start DATASET

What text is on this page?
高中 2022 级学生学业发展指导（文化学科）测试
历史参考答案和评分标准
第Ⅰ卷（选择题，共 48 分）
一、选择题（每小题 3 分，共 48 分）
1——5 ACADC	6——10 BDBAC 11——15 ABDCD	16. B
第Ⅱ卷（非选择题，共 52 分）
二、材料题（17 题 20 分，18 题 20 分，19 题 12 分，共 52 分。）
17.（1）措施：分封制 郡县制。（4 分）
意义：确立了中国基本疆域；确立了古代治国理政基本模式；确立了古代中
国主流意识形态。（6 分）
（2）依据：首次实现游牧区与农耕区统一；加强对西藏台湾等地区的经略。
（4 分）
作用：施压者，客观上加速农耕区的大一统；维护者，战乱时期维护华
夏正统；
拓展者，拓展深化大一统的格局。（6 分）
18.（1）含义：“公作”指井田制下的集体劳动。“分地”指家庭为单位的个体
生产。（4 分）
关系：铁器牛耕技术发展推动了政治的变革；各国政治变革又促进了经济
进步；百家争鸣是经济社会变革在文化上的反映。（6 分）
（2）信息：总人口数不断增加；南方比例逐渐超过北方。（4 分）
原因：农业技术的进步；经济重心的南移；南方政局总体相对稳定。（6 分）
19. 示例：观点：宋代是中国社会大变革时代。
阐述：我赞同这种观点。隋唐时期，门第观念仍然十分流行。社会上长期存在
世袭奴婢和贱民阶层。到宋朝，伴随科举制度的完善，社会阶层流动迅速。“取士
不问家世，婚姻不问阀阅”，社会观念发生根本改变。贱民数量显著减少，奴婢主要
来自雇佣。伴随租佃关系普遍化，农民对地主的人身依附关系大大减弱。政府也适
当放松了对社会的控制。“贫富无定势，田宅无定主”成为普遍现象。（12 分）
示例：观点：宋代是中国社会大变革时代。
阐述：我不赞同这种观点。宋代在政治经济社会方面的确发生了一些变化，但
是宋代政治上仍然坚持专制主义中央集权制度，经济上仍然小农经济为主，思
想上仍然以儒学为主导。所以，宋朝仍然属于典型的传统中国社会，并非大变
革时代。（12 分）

end DATASET

_GIVEN EXERCISE_. Select and copy every line of the material that holds the string "宋代是中国社会大变革时代".

_EXERCISE OUTPUT_.
19. 示例：观点：宋代是中国社会大变革时代。
示例：观点：宋代是中国社会大变革时代。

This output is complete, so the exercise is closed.